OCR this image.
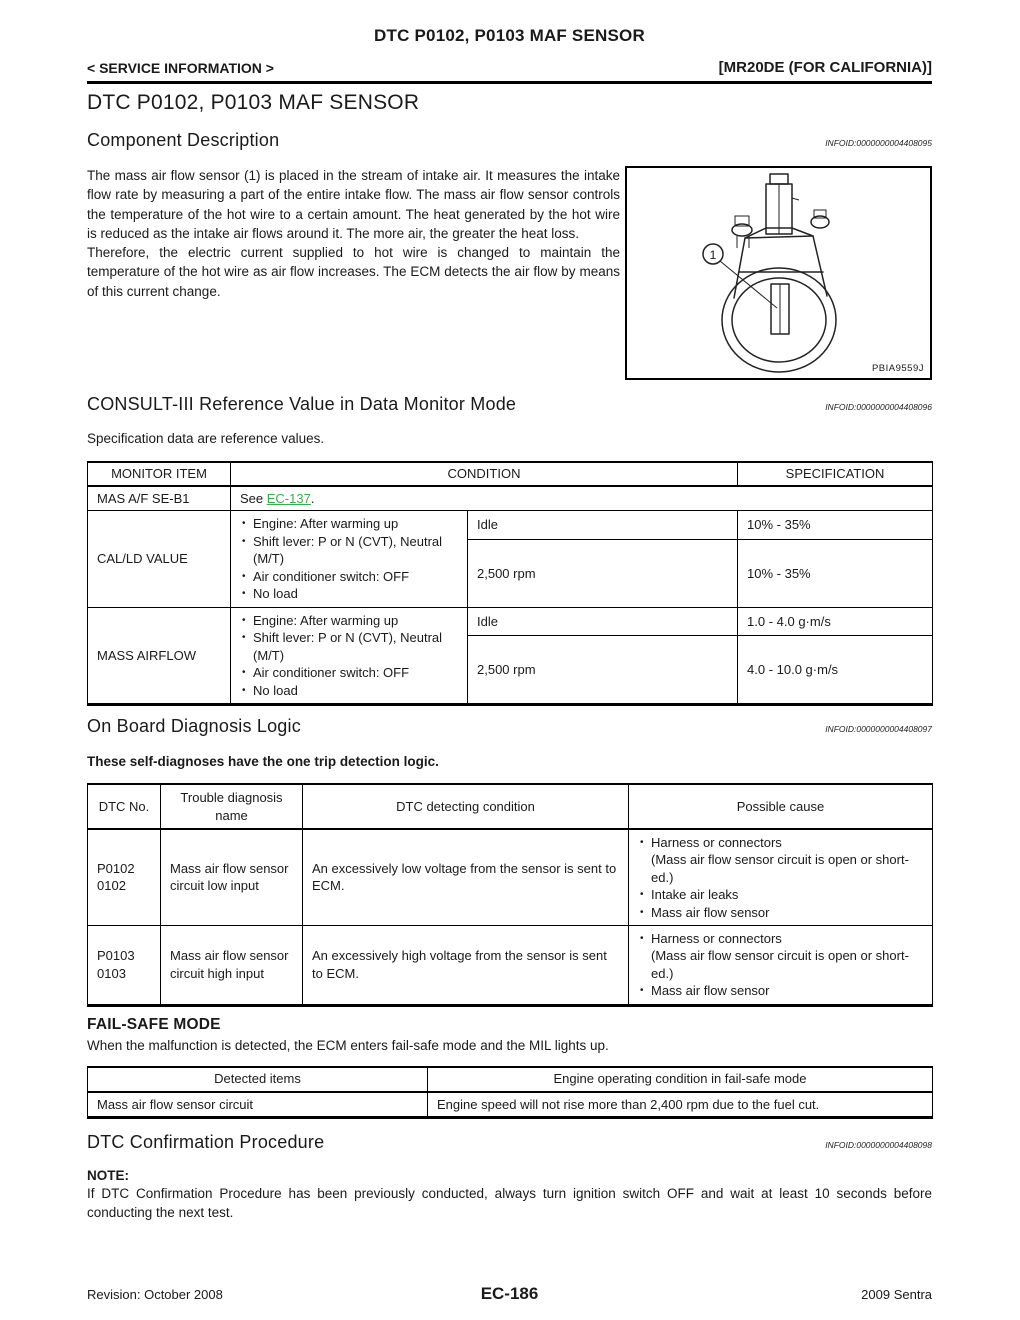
DTC P0102, P0103 MAF SENSOR
< SERVICE INFORMATION >	[MR20DE (FOR CALIFORNIA)]
DTC P0102, P0103 MAF SENSOR
Component Description	INFOID:0000000004408095

The mass air flow sensor (1) is placed in the stream of intake air. It measures the intake flow rate by measuring a part of the entire intake flow. The mass air flow sensor controls the temperature of the hot wire to a certain amount. The heat generated by the hot wire is reduced as the intake air flows around it. The more air, the greater the heat loss.

Therefore, the electric current supplied to hot wire is changed to maintain the temperature of the hot wire as air flow increases. The ECM detects the air flow by means of this current change.

1
PBIA9559J
CONSULT-III Reference Value in Data Monitor Mode	INFOID:0000000004408096
Specification data are reference values.
MONITOR ITEM	CONDITION		SPECIFICATION
MAS A/F SE-B1	See EC-137.		
CAL/LD VALUE	• Engine: After warming up
• Shift lever: P or N (CVT), Neutral (M/T)
• Air conditioner switch: OFF
• No load	Idle	10% - 35%
		2,500 rpm	10% - 35%
MASS AIRFLOW	• Engine: After warming up
• Shift lever: P or N (CVT), Neutral (M/T)
• Air conditioner switch: OFF
• No load	Idle	1.0 - 4.0 g·m/s
		2,500 rpm	4.0 - 10.0 g·m/s
On Board Diagnosis Logic	INFOID:0000000004408097
These self-diagnoses have the one trip detection logic.
DTC No.	Trouble diagnosis name	DTC detecting condition	Possible cause

P0102
0102
	Mass air flow sensor circuit low input	An excessively low voltage from the sensor is sent to ECM.	
• Harness or connectors
(Mass air flow sensor circuit is open or short-ed.)
• Intake air leaks
• Mass air flow sensor

P0103
0103
	Mass air flow sensor circuit high input	An excessively high voltage from the sensor is sent to ECM.	
• Harness or connectors
(Mass air flow sensor circuit is open or short-ed.)
• Mass air flow sensor
FAIL-SAFE MODE
When the malfunction is detected, the ECM enters fail-safe mode and the MIL lights up.
Detected items	Engine operating condition in fail-safe mode
Mass air flow sensor circuit	Engine speed will not rise more than 2,400 rpm due to the fuel cut.
DTC Confirmation Procedure	INFOID:0000000004408098
NOTE:
If DTC Confirmation Procedure has been previously conducted, always turn ignition switch OFF and wait at least 10 seconds before conducting the next test.
Revision: October 2008	EC-186	2009 Sentra
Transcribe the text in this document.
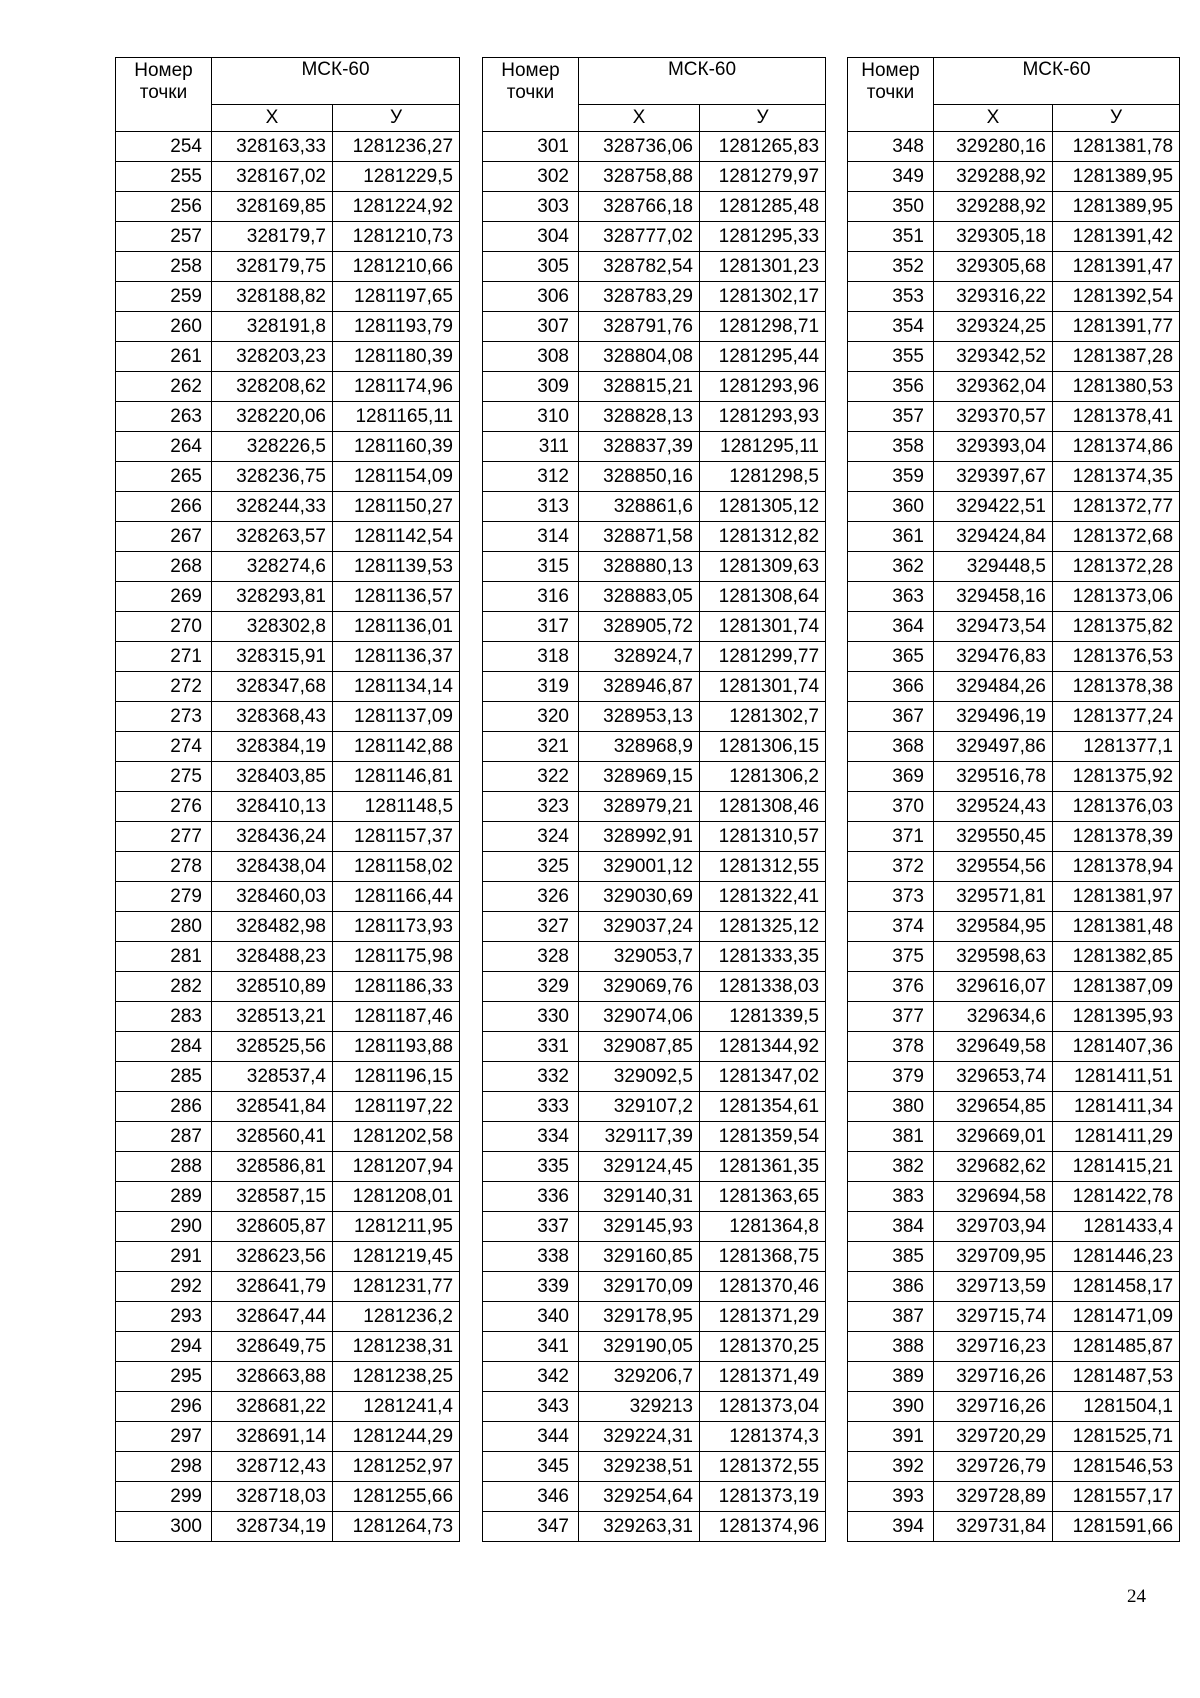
Номер точки	МСК-60	
	Х	У
254	328163,33	1281236,27
255	328167,02	1281229,5
256	328169,85	1281224,92
257	328179,7	1281210,73
258	328179,75	1281210,66
259	328188,82	1281197,65
260	328191,8	1281193,79
261	328203,23	1281180,39
262	328208,62	1281174,96
263	328220,06	1281165,11
264	328226,5	1281160,39
265	328236,75	1281154,09
266	328244,33	1281150,27
267	328263,57	1281142,54
268	328274,6	1281139,53
269	328293,81	1281136,57
270	328302,8	1281136,01
271	328315,91	1281136,37
272	328347,68	1281134,14
273	328368,43	1281137,09
274	328384,19	1281142,88
275	328403,85	1281146,81
276	328410,13	1281148,5
277	328436,24	1281157,37
278	328438,04	1281158,02
279	328460,03	1281166,44
280	328482,98	1281173,93
281	328488,23	1281175,98
282	328510,89	1281186,33
283	328513,21	1281187,46
284	328525,56	1281193,88
285	328537,4	1281196,15
286	328541,84	1281197,22
287	328560,41	1281202,58
288	328586,81	1281207,94
289	328587,15	1281208,01
290	328605,87	1281211,95
291	328623,56	1281219,45
292	328641,79	1281231,77
293	328647,44	1281236,2
294	328649,75	1281238,31
295	328663,88	1281238,25
296	328681,22	1281241,4
297	328691,14	1281244,29
298	328712,43	1281252,97
299	328718,03	1281255,66
300	328734,19	1281264,73
Номер точки	МСК-60	
	Х	У
301	328736,06	1281265,83
302	328758,88	1281279,97
303	328766,18	1281285,48
304	328777,02	1281295,33
305	328782,54	1281301,23
306	328783,29	1281302,17
307	328791,76	1281298,71
308	328804,08	1281295,44
309	328815,21	1281293,96
310	328828,13	1281293,93
311	328837,39	1281295,11
312	328850,16	1281298,5
313	328861,6	1281305,12
314	328871,58	1281312,82
315	328880,13	1281309,63
316	328883,05	1281308,64
317	328905,72	1281301,74
318	328924,7	1281299,77
319	328946,87	1281301,74
320	328953,13	1281302,7
321	328968,9	1281306,15
322	328969,15	1281306,2
323	328979,21	1281308,46
324	328992,91	1281310,57
325	329001,12	1281312,55
326	329030,69	1281322,41
327	329037,24	1281325,12
328	329053,7	1281333,35
329	329069,76	1281338,03
330	329074,06	1281339,5
331	329087,85	1281344,92
332	329092,5	1281347,02
333	329107,2	1281354,61
334	329117,39	1281359,54
335	329124,45	1281361,35
336	329140,31	1281363,65
337	329145,93	1281364,8
338	329160,85	1281368,75
339	329170,09	1281370,46
340	329178,95	1281371,29
341	329190,05	1281370,25
342	329206,7	1281371,49
343	329213	1281373,04
344	329224,31	1281374,3
345	329238,51	1281372,55
346	329254,64	1281373,19
347	329263,31	1281374,96
Номер точки	МСК-60	
	Х	У
348	329280,16	1281381,78
349	329288,92	1281389,95
350	329288,92	1281389,95
351	329305,18	1281391,42
352	329305,68	1281391,47
353	329316,22	1281392,54
354	329324,25	1281391,77
355	329342,52	1281387,28
356	329362,04	1281380,53
357	329370,57	1281378,41
358	329393,04	1281374,86
359	329397,67	1281374,35
360	329422,51	1281372,77
361	329424,84	1281372,68
362	329448,5	1281372,28
363	329458,16	1281373,06
364	329473,54	1281375,82
365	329476,83	1281376,53
366	329484,26	1281378,38
367	329496,19	1281377,24
368	329497,86	1281377,1
369	329516,78	1281375,92
370	329524,43	1281376,03
371	329550,45	1281378,39
372	329554,56	1281378,94
373	329571,81	1281381,97
374	329584,95	1281381,48
375	329598,63	1281382,85
376	329616,07	1281387,09
377	329634,6	1281395,93
378	329649,58	1281407,36
379	329653,74	1281411,51
380	329654,85	1281411,34
381	329669,01	1281411,29
382	329682,62	1281415,21
383	329694,58	1281422,78
384	329703,94	1281433,4
385	329709,95	1281446,23
386	329713,59	1281458,17
387	329715,74	1281471,09
388	329716,23	1281485,87
389	329716,26	1281487,53
390	329716,26	1281504,1
391	329720,29	1281525,71
392	329726,79	1281546,53
393	329728,89	1281557,17
394	329731,84	1281591,66
24
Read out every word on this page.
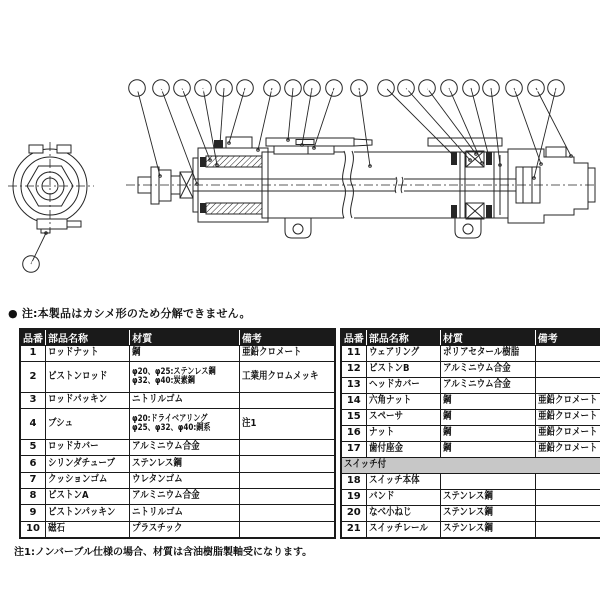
1 2 3 4 16 17 5 21 19 18 6 7 8 9 10 11 12 15 13 14
20
● 注:本製品はカシメ形のため分解できません。
品番	部品名称	材質	備考
1	ロッドナット	鋼	亜鉛クロメート
2	ピストンロッド	φ20、φ25:ステンレス鋼
φ32、φ40:炭素鋼	工業用クロムメッキ
3	ロッドパッキン	ニトリルゴム	
4	ブシュ	φ20:ドライベアリング
φ25、φ32、φ40:銅系	注1
5	ロッドカバー	アルミニウム合金	
6	シリンダチューブ	ステンレス鋼	
7	クッションゴム	ウレタンゴム	
8	ピストンA	アルミニウム合金	
9	ピストンパッキン	ニトリルゴム	
10	磁石	プラスチック	
品番	部品名称	材質	備考
11	ウェアリング	ポリアセタール樹脂	
12	ピストンB	アルミニウム合金	
13	ヘッドカバー	アルミニウム合金	
14	六角ナット	鋼	亜鉛クロメート
15	スペーサ	鋼	亜鉛クロメート
16	ナット	鋼	亜鉛クロメート
17	歯付座金	鋼	亜鉛クロメート
スイッチ付			
18	スイッチ本体		
19	バンド	ステンレス鋼	
20	なべ小ねじ	ステンレス鋼	
21	スイッチレール	ステンレス鋼	
注1:ノンバーブル仕様の場合、材質は含油樹脂製軸受になります。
☆ ☆ ☆ ☆ ☆
* **SHORT EXERCISE**
Wherever the word "circuit" occurs in a line of the listing, copy that line.

* **EXERCISE SOLUTION**
	Mass air flow sensor circuit low input	An excessively low voltage from the sensor is sent to ECM.	
(Mass air flow sensor circuit is open or short-ed.)
	Mass air flow sensor circuit high input	An excessively high voltage from the sensor is sent to ECM.	
(Mass air flow sensor circuit is open or short-ed.)
Mass air flow sensor circuit	Engine speed will not rise more than 2,400 rpm due to the fuel cut.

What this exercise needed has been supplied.